Repeat what the lines below say, word for word, and skip every image.

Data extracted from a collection
* START *

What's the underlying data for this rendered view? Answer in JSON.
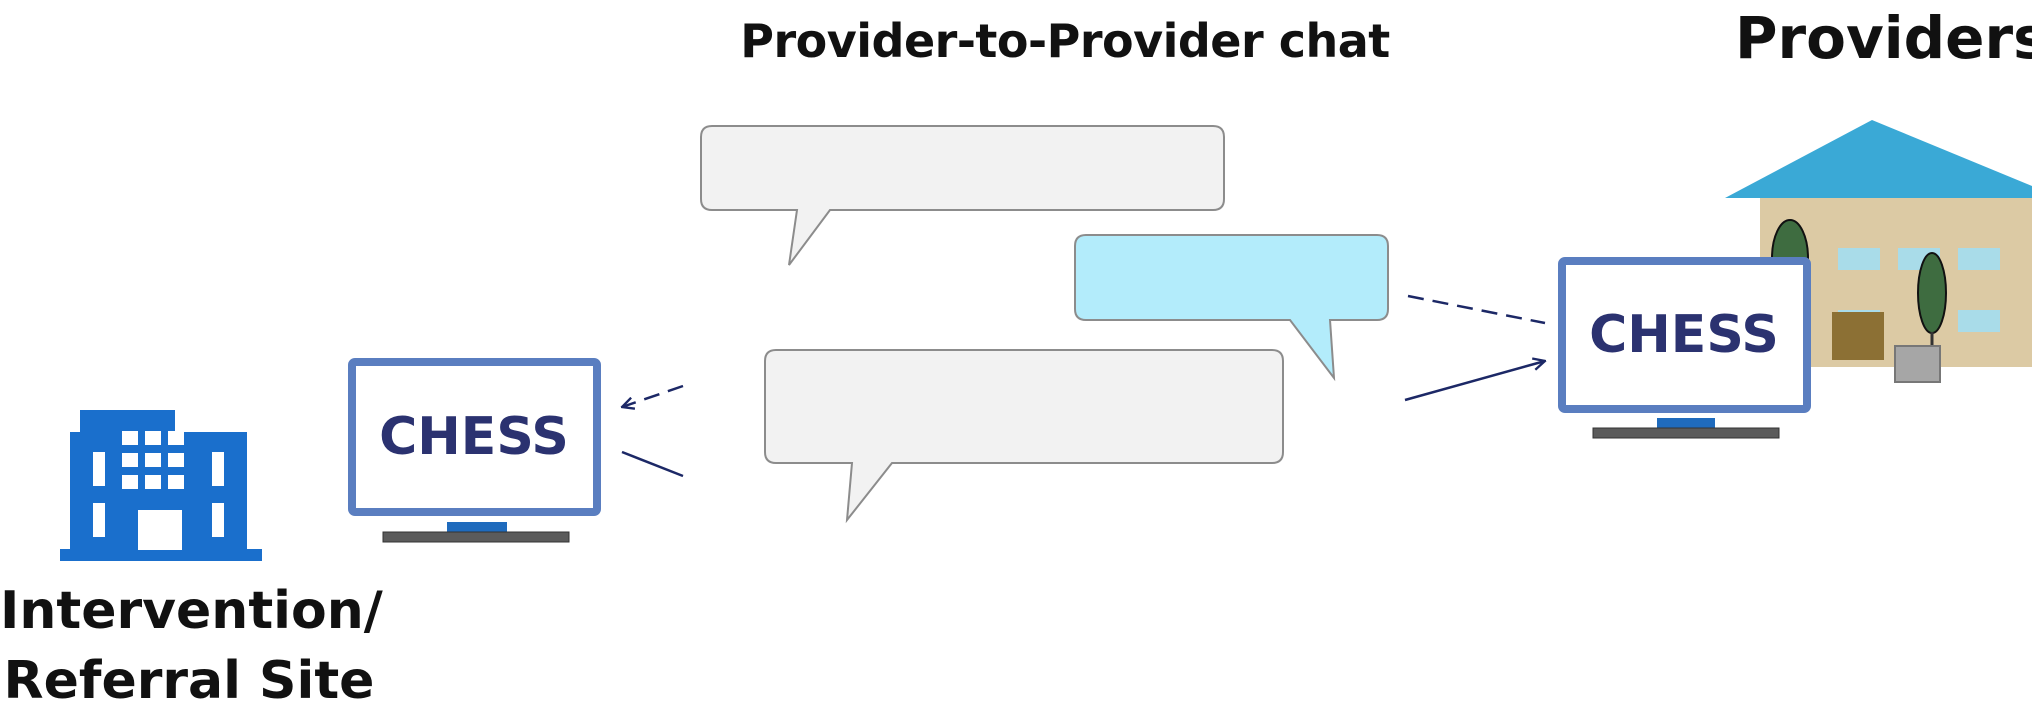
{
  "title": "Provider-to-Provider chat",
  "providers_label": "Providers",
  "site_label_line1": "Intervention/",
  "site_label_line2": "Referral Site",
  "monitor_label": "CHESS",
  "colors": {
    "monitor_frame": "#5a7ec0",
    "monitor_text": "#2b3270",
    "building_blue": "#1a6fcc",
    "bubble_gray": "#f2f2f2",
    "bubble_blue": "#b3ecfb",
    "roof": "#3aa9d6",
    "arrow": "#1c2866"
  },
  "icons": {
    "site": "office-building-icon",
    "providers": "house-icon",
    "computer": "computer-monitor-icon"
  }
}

* END *

* **OUTPUT**
What's the underlying data for this rendered view? Answer in JSON.
{
  "title": "Provider-to-Provider chat",
  "providers_label": "Providers",
  "site_label_line1": "Intervention/",
  "site_label_line2": "Referral Site",
  "monitor_label": "CHESS",
  "colors": {
    "monitor_frame": "#5a7ec0",
    "monitor_text": "#2b3270",
    "building_blue": "#1a6fcc",
    "bubble_gray": "#f2f2f2",
    "bubble_blue": "#b3ecfb",
    "roof": "#3aa9d6",
    "arrow": "#1c2866"
  },
  "icons": {
    "site": "office-building-icon",
    "providers": "house-icon",
    "computer": "computer-monitor-icon"
  }
}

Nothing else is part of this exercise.